* start DATASET CONTENT *

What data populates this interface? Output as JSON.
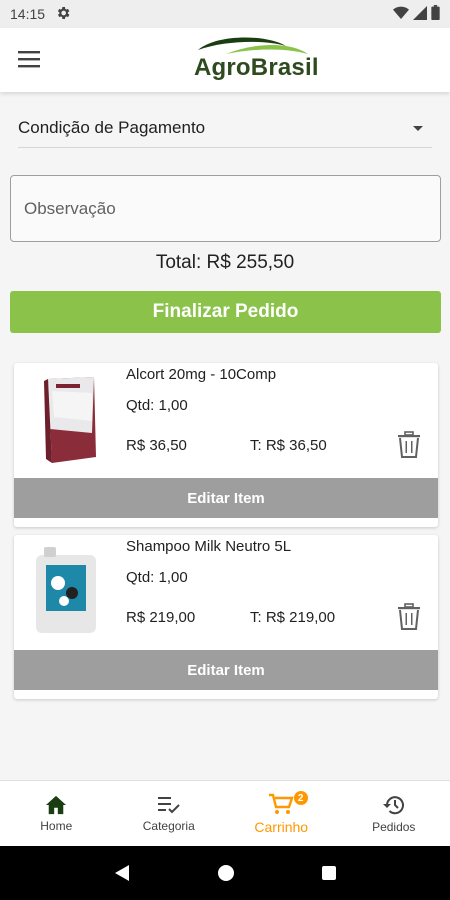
{
  "status_bar": {
    "time": "14:15"
  },
  "header": {
    "logo_text": "AgroBrasil"
  },
  "payment": {
    "label": "Condição de Pagamento"
  },
  "observation": {
    "placeholder": "Observação"
  },
  "total": {
    "text": "Total: R$  255,50"
  },
  "finalize_label": "Finalizar Pedido",
  "items": [
    {
      "name": "Alcort 20mg - 10Comp",
      "qty": "Qtd:  1,00",
      "price": "R$  36,50",
      "subtotal": "T: R$  36,50",
      "edit_label": "Editar Item"
    },
    {
      "name": "Shampoo Milk Neutro 5L",
      "qty": "Qtd:  1,00",
      "price": "R$  219,00",
      "subtotal": "T: R$  219,00",
      "edit_label": "Editar Item"
    }
  ],
  "bottom_nav": {
    "items": [
      {
        "label": "Home",
        "icon": "home-icon"
      },
      {
        "label": "Categoria",
        "icon": "checklist-icon"
      },
      {
        "label": "Carrinho",
        "icon": "cart-icon",
        "badge": "2"
      },
      {
        "label": "Pedidos",
        "icon": "history-icon"
      }
    ]
  },
  "colors": {
    "accent": "#8bc34a",
    "active_nav": "#ff9800",
    "edit_button": "#9e9e9e"
  }
}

* end DATASET CONTENT *

_EXERCISE PROMPT_:
Repeat the material above verbatim. Leave the pictures behind.

_EXERCISE SOLUTION_:
What data populates this interface? Output as JSON.
{
  "status_bar": {
    "time": "14:15"
  },
  "header": {
    "logo_text": "AgroBrasil"
  },
  "payment": {
    "label": "Condição de Pagamento"
  },
  "observation": {
    "placeholder": "Observação"
  },
  "total": {
    "text": "Total: R$  255,50"
  },
  "finalize_label": "Finalizar Pedido",
  "items": [
    {
      "name": "Alcort 20mg - 10Comp",
      "qty": "Qtd:  1,00",
      "price": "R$  36,50",
      "subtotal": "T: R$  36,50",
      "edit_label": "Editar Item"
    },
    {
      "name": "Shampoo Milk Neutro 5L",
      "qty": "Qtd:  1,00",
      "price": "R$  219,00",
      "subtotal": "T: R$  219,00",
      "edit_label": "Editar Item"
    }
  ],
  "bottom_nav": {
    "items": [
      {
        "label": "Home",
        "icon": "home-icon"
      },
      {
        "label": "Categoria",
        "icon": "checklist-icon"
      },
      {
        "label": "Carrinho",
        "icon": "cart-icon",
        "badge": "2"
      },
      {
        "label": "Pedidos",
        "icon": "history-icon"
      }
    ]
  },
  "colors": {
    "accent": "#8bc34a",
    "active_nav": "#ff9800",
    "edit_button": "#9e9e9e"
  }
}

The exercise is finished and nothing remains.